# Instruction:
Restate the whole listing exactly.

>> BEGIN Material for this exercise

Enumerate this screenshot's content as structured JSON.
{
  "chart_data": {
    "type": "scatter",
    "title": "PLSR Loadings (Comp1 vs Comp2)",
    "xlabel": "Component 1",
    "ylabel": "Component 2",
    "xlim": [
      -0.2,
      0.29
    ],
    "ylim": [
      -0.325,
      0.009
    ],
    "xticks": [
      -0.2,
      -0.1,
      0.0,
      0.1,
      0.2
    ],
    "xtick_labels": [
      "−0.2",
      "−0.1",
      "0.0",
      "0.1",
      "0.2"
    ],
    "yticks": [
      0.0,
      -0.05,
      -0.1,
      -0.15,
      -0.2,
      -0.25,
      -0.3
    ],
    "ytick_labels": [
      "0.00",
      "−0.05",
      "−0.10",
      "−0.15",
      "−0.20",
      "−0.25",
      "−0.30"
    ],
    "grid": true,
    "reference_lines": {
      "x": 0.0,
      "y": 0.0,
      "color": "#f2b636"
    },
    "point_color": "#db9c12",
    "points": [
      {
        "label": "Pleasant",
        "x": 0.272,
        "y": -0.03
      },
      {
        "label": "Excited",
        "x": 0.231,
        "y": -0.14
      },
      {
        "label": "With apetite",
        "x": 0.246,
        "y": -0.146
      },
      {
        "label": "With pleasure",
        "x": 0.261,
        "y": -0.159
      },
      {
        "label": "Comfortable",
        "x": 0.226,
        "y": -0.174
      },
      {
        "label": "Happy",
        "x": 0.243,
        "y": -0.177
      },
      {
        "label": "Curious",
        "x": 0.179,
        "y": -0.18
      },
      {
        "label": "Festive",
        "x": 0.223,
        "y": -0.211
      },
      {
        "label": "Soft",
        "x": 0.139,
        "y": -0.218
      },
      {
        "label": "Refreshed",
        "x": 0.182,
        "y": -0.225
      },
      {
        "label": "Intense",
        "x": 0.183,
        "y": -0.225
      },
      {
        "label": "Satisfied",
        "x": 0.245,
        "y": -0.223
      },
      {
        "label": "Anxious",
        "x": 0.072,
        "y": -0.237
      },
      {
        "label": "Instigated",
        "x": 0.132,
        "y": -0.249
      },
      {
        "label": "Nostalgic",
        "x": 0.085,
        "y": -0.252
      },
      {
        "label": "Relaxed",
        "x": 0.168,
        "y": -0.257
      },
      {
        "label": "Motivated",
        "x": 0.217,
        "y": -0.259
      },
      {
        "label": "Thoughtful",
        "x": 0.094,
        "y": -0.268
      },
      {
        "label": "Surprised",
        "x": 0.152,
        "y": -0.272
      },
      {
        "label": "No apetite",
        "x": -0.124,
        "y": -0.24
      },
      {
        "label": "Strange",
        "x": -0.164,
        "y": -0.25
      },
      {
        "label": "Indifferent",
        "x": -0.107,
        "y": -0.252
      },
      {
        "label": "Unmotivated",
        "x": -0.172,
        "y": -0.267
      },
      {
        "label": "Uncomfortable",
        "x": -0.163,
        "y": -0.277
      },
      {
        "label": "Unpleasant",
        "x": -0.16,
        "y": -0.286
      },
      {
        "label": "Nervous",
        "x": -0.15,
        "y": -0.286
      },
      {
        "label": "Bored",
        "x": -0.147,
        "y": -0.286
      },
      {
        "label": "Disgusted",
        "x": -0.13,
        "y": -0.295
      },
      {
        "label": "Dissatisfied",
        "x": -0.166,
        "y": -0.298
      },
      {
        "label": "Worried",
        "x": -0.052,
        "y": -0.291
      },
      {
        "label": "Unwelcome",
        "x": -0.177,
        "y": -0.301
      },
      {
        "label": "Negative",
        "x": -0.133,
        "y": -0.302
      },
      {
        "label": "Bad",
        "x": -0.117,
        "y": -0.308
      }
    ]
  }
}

>> END Material for this exercise

# Final answer:
Enumerate this screenshot's content as structured JSON.
{
  "chart_data": {
    "type": "scatter",
    "title": "PLSR Loadings (Comp1 vs Comp2)",
    "xlabel": "Component 1",
    "ylabel": "Component 2",
    "xlim": [
      -0.2,
      0.29
    ],
    "ylim": [
      -0.325,
      0.009
    ],
    "xticks": [
      -0.2,
      -0.1,
      0.0,
      0.1,
      0.2
    ],
    "xtick_labels": [
      "−0.2",
      "−0.1",
      "0.0",
      "0.1",
      "0.2"
    ],
    "yticks": [
      0.0,
      -0.05,
      -0.1,
      -0.15,
      -0.2,
      -0.25,
      -0.3
    ],
    "ytick_labels": [
      "0.00",
      "−0.05",
      "−0.10",
      "−0.15",
      "−0.20",
      "−0.25",
      "−0.30"
    ],
    "grid": true,
    "reference_lines": {
      "x": 0.0,
      "y": 0.0,
      "color": "#f2b636"
    },
    "point_color": "#db9c12",
    "points": [
      {
        "label": "Pleasant",
        "x": 0.272,
        "y": -0.03
      },
      {
        "label": "Excited",
        "x": 0.231,
        "y": -0.14
      },
      {
        "label": "With apetite",
        "x": 0.246,
        "y": -0.146
      },
      {
        "label": "With pleasure",
        "x": 0.261,
        "y": -0.159
      },
      {
        "label": "Comfortable",
        "x": 0.226,
        "y": -0.174
      },
      {
        "label": "Happy",
        "x": 0.243,
        "y": -0.177
      },
      {
        "label": "Curious",
        "x": 0.179,
        "y": -0.18
      },
      {
        "label": "Festive",
        "x": 0.223,
        "y": -0.211
      },
      {
        "label": "Soft",
        "x": 0.139,
        "y": -0.218
      },
      {
        "label": "Refreshed",
        "x": 0.182,
        "y": -0.225
      },
      {
        "label": "Intense",
        "x": 0.183,
        "y": -0.225
      },
      {
        "label": "Satisfied",
        "x": 0.245,
        "y": -0.223
      },
      {
        "label": "Anxious",
        "x": 0.072,
        "y": -0.237
      },
      {
        "label": "Instigated",
        "x": 0.132,
        "y": -0.249
      },
      {
        "label": "Nostalgic",
        "x": 0.085,
        "y": -0.252
      },
      {
        "label": "Relaxed",
        "x": 0.168,
        "y": -0.257
      },
      {
        "label": "Motivated",
        "x": 0.217,
        "y": -0.259
      },
      {
        "label": "Thoughtful",
        "x": 0.094,
        "y": -0.268
      },
      {
        "label": "Surprised",
        "x": 0.152,
        "y": -0.272
      },
      {
        "label": "No apetite",
        "x": -0.124,
        "y": -0.24
      },
      {
        "label": "Strange",
        "x": -0.164,
        "y": -0.25
      },
      {
        "label": "Indifferent",
        "x": -0.107,
        "y": -0.252
      },
      {
        "label": "Unmotivated",
        "x": -0.172,
        "y": -0.267
      },
      {
        "label": "Uncomfortable",
        "x": -0.163,
        "y": -0.277
      },
      {
        "label": "Unpleasant",
        "x": -0.16,
        "y": -0.286
      },
      {
        "label": "Nervous",
        "x": -0.15,
        "y": -0.286
      },
      {
        "label": "Bored",
        "x": -0.147,
        "y": -0.286
      },
      {
        "label": "Disgusted",
        "x": -0.13,
        "y": -0.295
      },
      {
        "label": "Dissatisfied",
        "x": -0.166,
        "y": -0.298
      },
      {
        "label": "Worried",
        "x": -0.052,
        "y": -0.291
      },
      {
        "label": "Unwelcome",
        "x": -0.177,
        "y": -0.301
      },
      {
        "label": "Negative",
        "x": -0.133,
        "y": -0.302
      },
      {
        "label": "Bad",
        "x": -0.117,
        "y": -0.308
      }
    ]
  }
}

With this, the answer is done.